__Exercise task__
Check each line of the records for "free"; collect those that have it.

(Stored data entries)
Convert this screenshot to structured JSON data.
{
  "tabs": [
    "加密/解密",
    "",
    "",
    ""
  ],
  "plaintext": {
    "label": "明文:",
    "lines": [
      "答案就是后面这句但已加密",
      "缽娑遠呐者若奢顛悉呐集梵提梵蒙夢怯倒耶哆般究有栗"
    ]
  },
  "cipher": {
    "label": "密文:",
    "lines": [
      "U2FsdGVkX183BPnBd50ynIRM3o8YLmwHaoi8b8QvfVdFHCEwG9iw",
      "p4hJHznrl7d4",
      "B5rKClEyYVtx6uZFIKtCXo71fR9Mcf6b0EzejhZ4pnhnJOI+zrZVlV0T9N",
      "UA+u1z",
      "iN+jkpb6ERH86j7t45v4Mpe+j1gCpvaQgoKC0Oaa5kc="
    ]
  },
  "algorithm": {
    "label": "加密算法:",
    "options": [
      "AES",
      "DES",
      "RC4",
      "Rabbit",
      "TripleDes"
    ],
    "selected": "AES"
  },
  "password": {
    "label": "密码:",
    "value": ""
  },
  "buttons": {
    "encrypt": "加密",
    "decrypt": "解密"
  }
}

--

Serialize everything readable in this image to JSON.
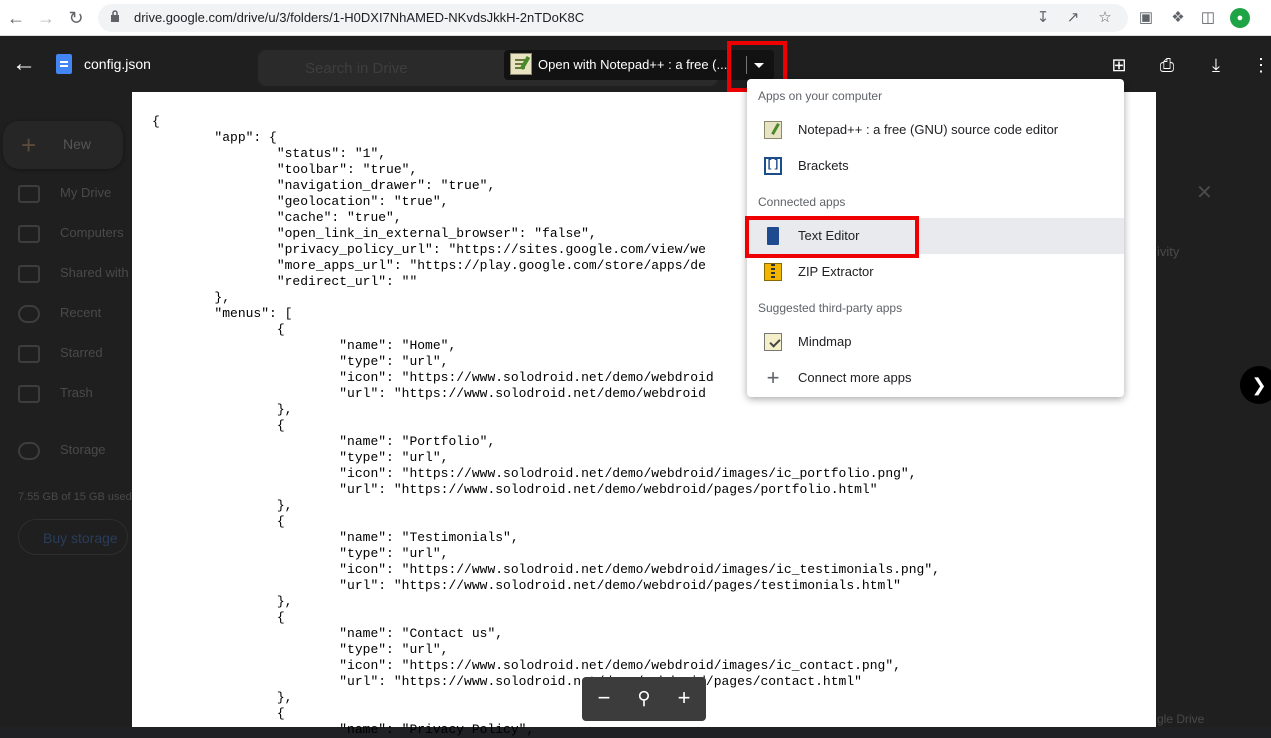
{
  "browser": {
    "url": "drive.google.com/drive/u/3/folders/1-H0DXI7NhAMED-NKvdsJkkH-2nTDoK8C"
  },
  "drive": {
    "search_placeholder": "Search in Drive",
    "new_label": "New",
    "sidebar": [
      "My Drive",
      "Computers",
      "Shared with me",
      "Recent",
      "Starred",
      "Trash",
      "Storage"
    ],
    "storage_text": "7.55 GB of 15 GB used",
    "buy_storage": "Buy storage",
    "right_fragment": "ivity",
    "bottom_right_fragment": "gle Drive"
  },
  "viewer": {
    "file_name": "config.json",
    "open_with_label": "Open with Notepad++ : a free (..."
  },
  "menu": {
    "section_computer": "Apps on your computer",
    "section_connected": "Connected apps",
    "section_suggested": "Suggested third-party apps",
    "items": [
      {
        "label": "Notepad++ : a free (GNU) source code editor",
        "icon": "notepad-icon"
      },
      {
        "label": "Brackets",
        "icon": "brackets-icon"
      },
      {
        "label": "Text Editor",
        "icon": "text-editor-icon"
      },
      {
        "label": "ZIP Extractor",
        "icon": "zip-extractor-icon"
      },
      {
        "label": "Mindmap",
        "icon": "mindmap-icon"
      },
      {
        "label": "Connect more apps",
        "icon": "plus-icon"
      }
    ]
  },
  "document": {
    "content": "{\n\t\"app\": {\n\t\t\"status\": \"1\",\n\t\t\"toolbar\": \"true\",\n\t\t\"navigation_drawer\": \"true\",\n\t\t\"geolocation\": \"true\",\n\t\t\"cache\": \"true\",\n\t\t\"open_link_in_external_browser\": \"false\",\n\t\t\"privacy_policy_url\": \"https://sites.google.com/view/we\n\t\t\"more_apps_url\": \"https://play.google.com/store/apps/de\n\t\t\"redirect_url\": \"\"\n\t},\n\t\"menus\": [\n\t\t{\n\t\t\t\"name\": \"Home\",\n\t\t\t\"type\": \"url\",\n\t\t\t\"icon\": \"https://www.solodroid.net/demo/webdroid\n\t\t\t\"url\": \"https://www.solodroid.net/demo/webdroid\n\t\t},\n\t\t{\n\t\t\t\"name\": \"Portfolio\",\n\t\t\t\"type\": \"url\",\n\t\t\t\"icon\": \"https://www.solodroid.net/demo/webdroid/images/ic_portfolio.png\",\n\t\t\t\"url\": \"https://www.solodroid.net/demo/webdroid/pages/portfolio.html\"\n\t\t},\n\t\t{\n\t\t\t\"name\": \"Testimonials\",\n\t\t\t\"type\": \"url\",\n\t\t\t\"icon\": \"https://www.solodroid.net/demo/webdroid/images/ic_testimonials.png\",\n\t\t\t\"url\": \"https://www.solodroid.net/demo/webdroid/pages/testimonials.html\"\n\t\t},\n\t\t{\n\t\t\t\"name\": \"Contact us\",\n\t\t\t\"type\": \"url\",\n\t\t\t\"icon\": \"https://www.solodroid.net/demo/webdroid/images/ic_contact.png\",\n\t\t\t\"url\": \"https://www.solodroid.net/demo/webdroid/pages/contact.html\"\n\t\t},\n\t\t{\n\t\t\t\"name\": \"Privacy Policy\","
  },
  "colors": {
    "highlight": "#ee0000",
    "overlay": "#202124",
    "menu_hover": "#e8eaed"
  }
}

__Solution to this exercise__
    "open_with_label": "Open with Notepad++ : a free (..."
        "label": "Notepad++ : a free (GNU) source code editor",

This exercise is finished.